*WHAT NEEDS TO BE DONE*
Lines containing the word "title" are to be located and copied.

Entries taken from a collection:
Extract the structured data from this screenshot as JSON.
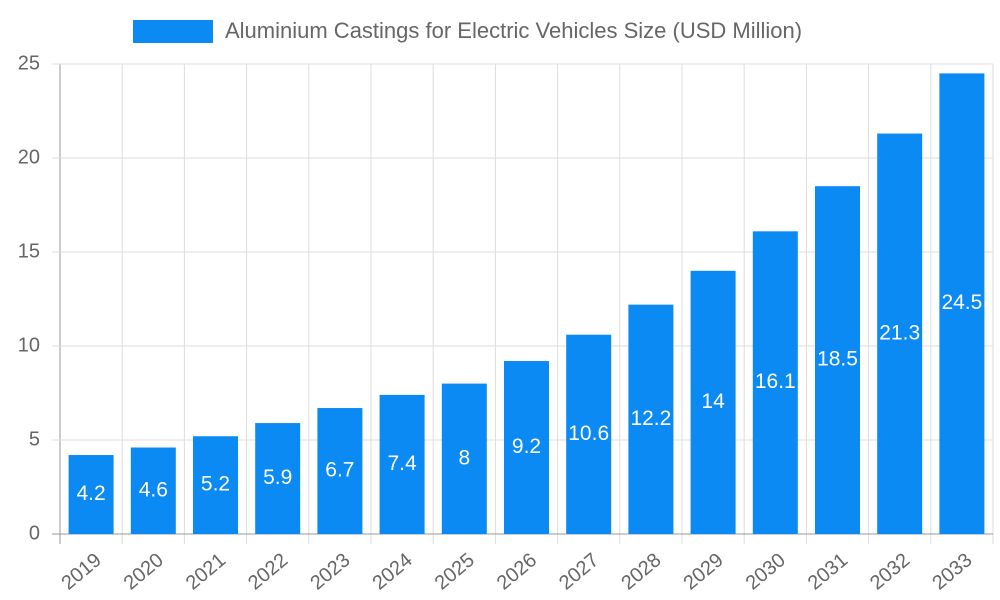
{
  "chart_data": {
    "type": "bar",
    "categories": [
      "2019",
      "2020",
      "2021",
      "2022",
      "2023",
      "2024",
      "2025",
      "2026",
      "2027",
      "2028",
      "2029",
      "2030",
      "2031",
      "2032",
      "2033"
    ],
    "series": [
      {
        "name": "Aluminium Castings for Electric Vehicles Size (USD Million)",
        "color": "#0a8af2",
        "values": [
          4.2,
          4.6,
          5.2,
          5.9,
          6.7,
          7.4,
          8,
          9.2,
          10.6,
          12.2,
          14,
          16.1,
          18.5,
          21.3,
          24.5
        ]
      }
    ],
    "ylim": [
      0,
      25
    ],
    "yticks": [
      0,
      5,
      10,
      15,
      20,
      25
    ],
    "grid": true,
    "legend": "top"
  }
}
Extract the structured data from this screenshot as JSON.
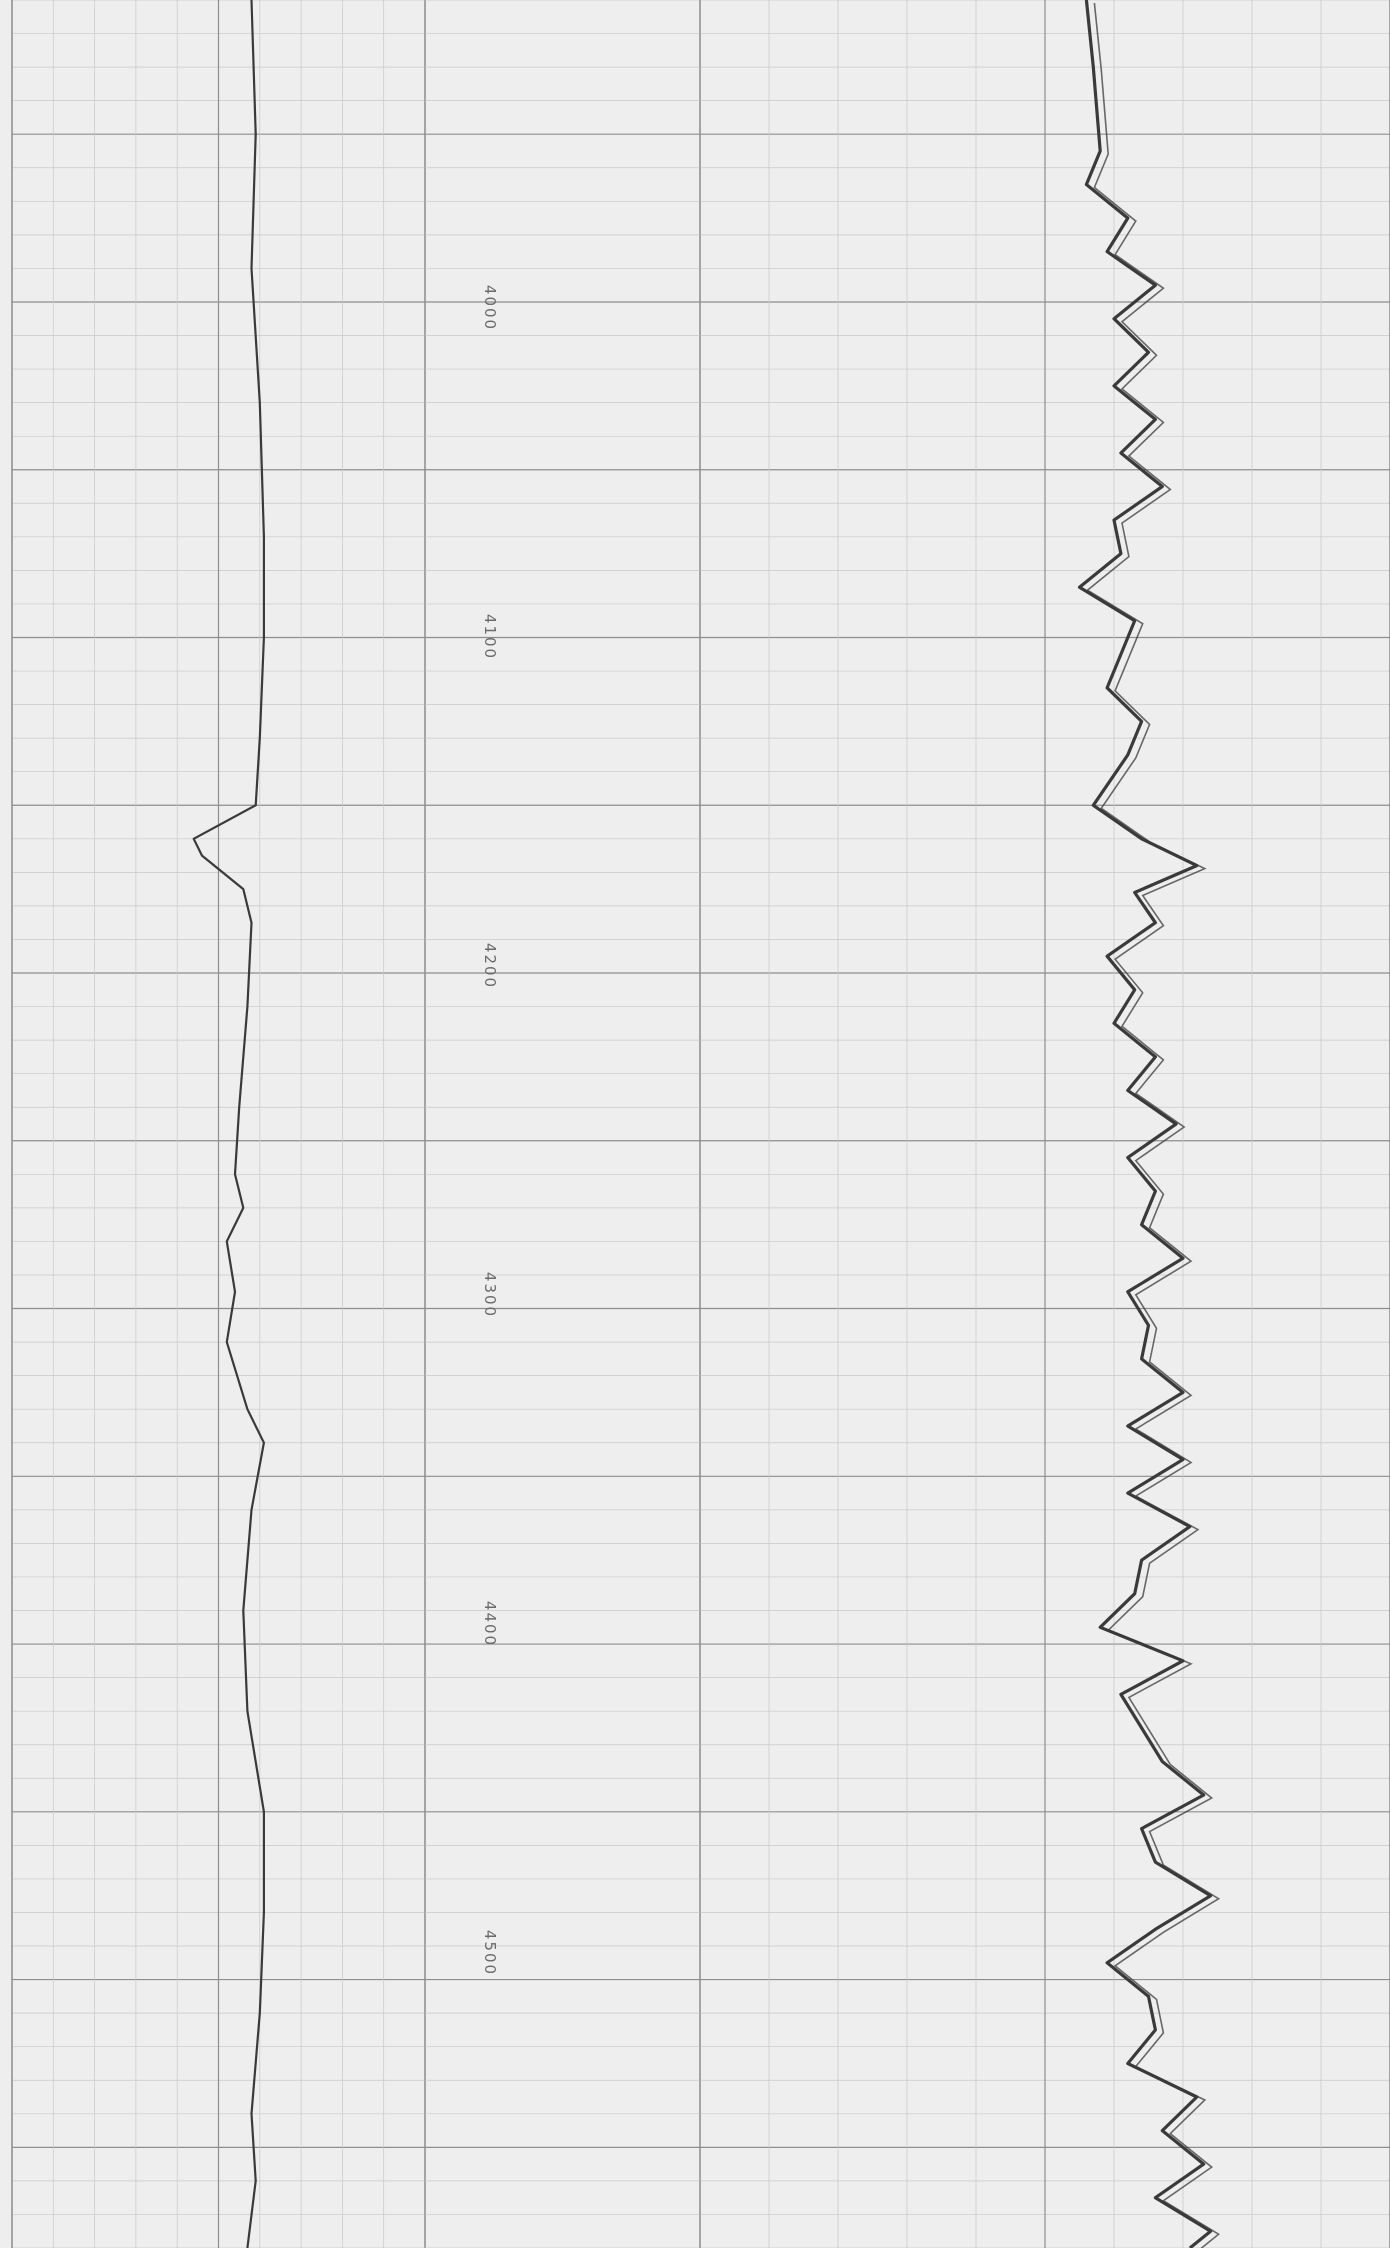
{
  "colors": {
    "paper": "#eeeeee",
    "grid_minor": "#c8c8c8",
    "grid_major": "#8d8d8d",
    "trace": "#3a3a3a",
    "depth_text": "#6a6a6a"
  },
  "chart_data": {
    "type": "line",
    "orientation": "vertical",
    "title": "",
    "depth_axis": {
      "label": "",
      "ticks": [
        "4000",
        "4100",
        "4200",
        "4300",
        "4400",
        "4500"
      ],
      "range": [
        3910,
        4580
      ],
      "grid": true
    },
    "tracks": [
      {
        "name": "",
        "xlim": [
          0,
          100
        ],
        "points": [
          [
            3910,
            58
          ],
          [
            3950,
            59
          ],
          [
            3990,
            58
          ],
          [
            4030,
            60
          ],
          [
            4070,
            61
          ],
          [
            4100,
            61
          ],
          [
            4130,
            60
          ],
          [
            4150,
            59
          ],
          [
            4160,
            44
          ],
          [
            4165,
            46
          ],
          [
            4175,
            56
          ],
          [
            4185,
            58
          ],
          [
            4210,
            57
          ],
          [
            4240,
            55
          ],
          [
            4260,
            54
          ],
          [
            4270,
            56
          ],
          [
            4280,
            52
          ],
          [
            4295,
            54
          ],
          [
            4310,
            52
          ],
          [
            4330,
            57
          ],
          [
            4340,
            61
          ],
          [
            4360,
            58
          ],
          [
            4390,
            56
          ],
          [
            4420,
            57
          ],
          [
            4450,
            61
          ],
          [
            4480,
            61
          ],
          [
            4510,
            60
          ],
          [
            4540,
            58
          ],
          [
            4560,
            59
          ],
          [
            4580,
            57
          ]
        ]
      },
      {
        "name": "",
        "xlim": [
          0,
          100
        ],
        "points": [
          [
            3910,
            56
          ],
          [
            3930,
            57
          ],
          [
            3955,
            58
          ],
          [
            3965,
            56
          ],
          [
            3975,
            62
          ],
          [
            3985,
            59
          ],
          [
            3995,
            66
          ],
          [
            4005,
            60
          ],
          [
            4015,
            65
          ],
          [
            4025,
            60
          ],
          [
            4035,
            66
          ],
          [
            4045,
            61
          ],
          [
            4055,
            67
          ],
          [
            4065,
            60
          ],
          [
            4075,
            61
          ],
          [
            4085,
            55
          ],
          [
            4095,
            63
          ],
          [
            4105,
            61
          ],
          [
            4115,
            59
          ],
          [
            4125,
            64
          ],
          [
            4135,
            62
          ],
          [
            4150,
            57
          ],
          [
            4160,
            64
          ],
          [
            4168,
            72
          ],
          [
            4176,
            63
          ],
          [
            4185,
            66
          ],
          [
            4195,
            59
          ],
          [
            4205,
            63
          ],
          [
            4215,
            60
          ],
          [
            4225,
            66
          ],
          [
            4235,
            62
          ],
          [
            4245,
            69
          ],
          [
            4255,
            62
          ],
          [
            4265,
            66
          ],
          [
            4275,
            64
          ],
          [
            4285,
            70
          ],
          [
            4295,
            62
          ],
          [
            4305,
            65
          ],
          [
            4315,
            64
          ],
          [
            4325,
            70
          ],
          [
            4335,
            62
          ],
          [
            4345,
            70
          ],
          [
            4355,
            62
          ],
          [
            4365,
            71
          ],
          [
            4375,
            64
          ],
          [
            4385,
            63
          ],
          [
            4395,
            58
          ],
          [
            4405,
            70
          ],
          [
            4415,
            61
          ],
          [
            4425,
            64
          ],
          [
            4435,
            67
          ],
          [
            4445,
            73
          ],
          [
            4455,
            64
          ],
          [
            4465,
            66
          ],
          [
            4475,
            74
          ],
          [
            4485,
            66
          ],
          [
            4495,
            59
          ],
          [
            4505,
            65
          ],
          [
            4515,
            66
          ],
          [
            4525,
            62
          ],
          [
            4535,
            72
          ],
          [
            4545,
            67
          ],
          [
            4555,
            73
          ],
          [
            4565,
            66
          ],
          [
            4575,
            74
          ],
          [
            4580,
            71
          ]
        ]
      }
    ]
  }
}
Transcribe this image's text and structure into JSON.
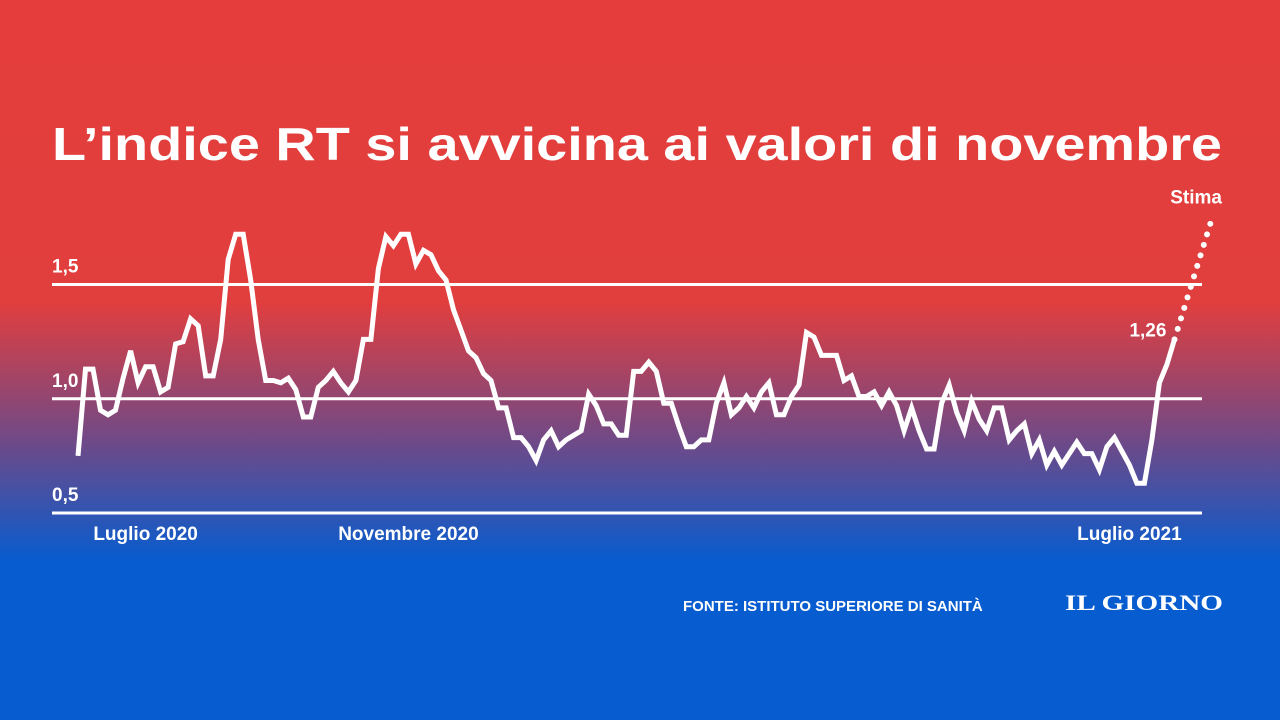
{
  "chart_data": {
    "type": "line",
    "title": "L’indice RT si avvicina ai valori di novembre",
    "source": "FONTE: ISTITUTO SUPERIORE DI SANITÀ",
    "logo": "IL GIORNO",
    "ylim": [
      0.5,
      1.8
    ],
    "yticks": [
      {
        "value": 0.5,
        "label": "0,5"
      },
      {
        "value": 1.0,
        "label": "1,0"
      },
      {
        "value": 1.5,
        "label": "1,5"
      }
    ],
    "grid": true,
    "categories": [
      null,
      null,
      null,
      null,
      null,
      null,
      null,
      null,
      null,
      "Luglio 2020",
      null,
      null,
      null,
      null,
      null,
      null,
      null,
      null,
      null,
      null,
      null,
      null,
      null,
      null,
      null,
      null,
      null,
      null,
      null,
      null,
      null,
      null,
      null,
      null,
      null,
      null,
      null,
      null,
      null,
      null,
      null,
      null,
      null,
      null,
      "Novembre 2020",
      null,
      null,
      null,
      null,
      null,
      null,
      null,
      null,
      null,
      null,
      null,
      null,
      null,
      null,
      null,
      null,
      null,
      null,
      null,
      null,
      null,
      null,
      null,
      null,
      null,
      null,
      null,
      null,
      null,
      null,
      null,
      null,
      null,
      null,
      null,
      null,
      null,
      null,
      null,
      null,
      null,
      null,
      null,
      null,
      null,
      null,
      null,
      null,
      null,
      null,
      null,
      null,
      null,
      null,
      null,
      null,
      null,
      null,
      null,
      null,
      null,
      null,
      null,
      null,
      null,
      null,
      null,
      null,
      null,
      null,
      null,
      null,
      null,
      null,
      null,
      null,
      null,
      null,
      null,
      null,
      null,
      null,
      null,
      null,
      null,
      null,
      null,
      null,
      null,
      null,
      null,
      null,
      null,
      null,
      null,
      "Luglio 2021",
      null,
      null,
      null,
      null,
      null,
      null,
      null,
      null,
      null,
      null,
      null
    ],
    "series": [
      {
        "color": "#ffffff",
        "style": "solid",
        "values": [
          0.75,
          1.13,
          1.13,
          0.95,
          0.93,
          0.95,
          1.09,
          1.21,
          1.07,
          1.14,
          1.14,
          1.03,
          1.05,
          1.24,
          1.25,
          1.35,
          1.32,
          1.1,
          1.1,
          1.26,
          1.61,
          1.72,
          1.72,
          1.52,
          1.26,
          1.08,
          1.08,
          1.07,
          1.09,
          1.04,
          0.92,
          0.92,
          1.05,
          1.08,
          1.12,
          1.07,
          1.03,
          1.08,
          1.26,
          1.26,
          1.57,
          1.71,
          1.67,
          1.72,
          1.72,
          1.59,
          1.65,
          1.63,
          1.56,
          1.52,
          1.39,
          1.3,
          1.21,
          1.18,
          1.11,
          1.08,
          0.96,
          0.96,
          0.83,
          0.83,
          0.79,
          0.73,
          0.82,
          0.86,
          0.79,
          0.82,
          0.84,
          0.86,
          1.02,
          0.97,
          0.89,
          0.89,
          0.84,
          0.84,
          1.12,
          1.12,
          1.16,
          1.12,
          0.98,
          0.98,
          0.88,
          0.79,
          0.79,
          0.82,
          0.82,
          0.98,
          1.07,
          0.93,
          0.96,
          1.01,
          0.96,
          1.03,
          1.07,
          0.93,
          0.93,
          1.01,
          1.06,
          1.29,
          1.27,
          1.19,
          1.19,
          1.19,
          1.08,
          1.1,
          1.01,
          1.01,
          1.03,
          0.97,
          1.03,
          0.97,
          0.86,
          0.96,
          0.86,
          0.78,
          0.78,
          0.98,
          1.06,
          0.94,
          0.86,
          0.99,
          0.91,
          0.86,
          0.96,
          0.96,
          0.82,
          0.86,
          0.89,
          0.76,
          0.82,
          0.71,
          0.77,
          0.71,
          0.76,
          0.81,
          0.76,
          0.76,
          0.69,
          0.79,
          0.83,
          0.77,
          0.71,
          0.63,
          0.63,
          0.82,
          1.07,
          1.15,
          1.26,
          null,
          null,
          null,
          null,
          null
        ],
        "value_labels": [
          null,
          null,
          null,
          null,
          null,
          null,
          null,
          null,
          null,
          null,
          null,
          null,
          null,
          null,
          null,
          null,
          null,
          null,
          null,
          null,
          null,
          null,
          null,
          null,
          null,
          null,
          null,
          null,
          null,
          null,
          null,
          null,
          null,
          null,
          null,
          null,
          null,
          null,
          null,
          null,
          null,
          null,
          null,
          null,
          null,
          null,
          null,
          null,
          null,
          null,
          null,
          null,
          null,
          null,
          null,
          null,
          null,
          null,
          null,
          null,
          null,
          null,
          null,
          null,
          null,
          null,
          null,
          null,
          null,
          null,
          null,
          null,
          null,
          null,
          null,
          null,
          null,
          null,
          null,
          null,
          null,
          null,
          null,
          null,
          null,
          null,
          null,
          null,
          null,
          null,
          null,
          null,
          null,
          null,
          null,
          null,
          null,
          null,
          null,
          null,
          null,
          null,
          null,
          null,
          null,
          null,
          null,
          null,
          null,
          null,
          null,
          null,
          null,
          null,
          null,
          null,
          null,
          null,
          null,
          null,
          null,
          null,
          null,
          null,
          null,
          null,
          null,
          null,
          null,
          null,
          null,
          null,
          null,
          null,
          null,
          null,
          null,
          null,
          null,
          null,
          null,
          null,
          null,
          null,
          null,
          null,
          "1,26",
          null,
          null,
          null,
          null,
          null
        ]
      },
      {
        "name": "Stima",
        "color": "#ffffff",
        "style": "dotted",
        "values": [
          null,
          null,
          null,
          null,
          null,
          null,
          null,
          null,
          null,
          null,
          null,
          null,
          null,
          null,
          null,
          null,
          null,
          null,
          null,
          null,
          null,
          null,
          null,
          null,
          null,
          null,
          null,
          null,
          null,
          null,
          null,
          null,
          null,
          null,
          null,
          null,
          null,
          null,
          null,
          null,
          null,
          null,
          null,
          null,
          null,
          null,
          null,
          null,
          null,
          null,
          null,
          null,
          null,
          null,
          null,
          null,
          null,
          null,
          null,
          null,
          null,
          null,
          null,
          null,
          null,
          null,
          null,
          null,
          null,
          null,
          null,
          null,
          null,
          null,
          null,
          null,
          null,
          null,
          null,
          null,
          null,
          null,
          null,
          null,
          null,
          null,
          null,
          null,
          null,
          null,
          null,
          null,
          null,
          null,
          null,
          null,
          null,
          null,
          null,
          null,
          null,
          null,
          null,
          null,
          null,
          null,
          null,
          null,
          null,
          null,
          null,
          null,
          null,
          null,
          null,
          null,
          null,
          null,
          null,
          null,
          null,
          null,
          null,
          null,
          null,
          null,
          null,
          null,
          null,
          null,
          null,
          null,
          null,
          null,
          null,
          null,
          null,
          null,
          null,
          null,
          null,
          null,
          null,
          null,
          null,
          null,
          null,
          null,
          null,
          null,
          null,
          1.79
        ]
      }
    ]
  }
}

*TASK SOLUTION*
    "title": "",
    "title": "L’indice RT si avvicina ai valori di novembre",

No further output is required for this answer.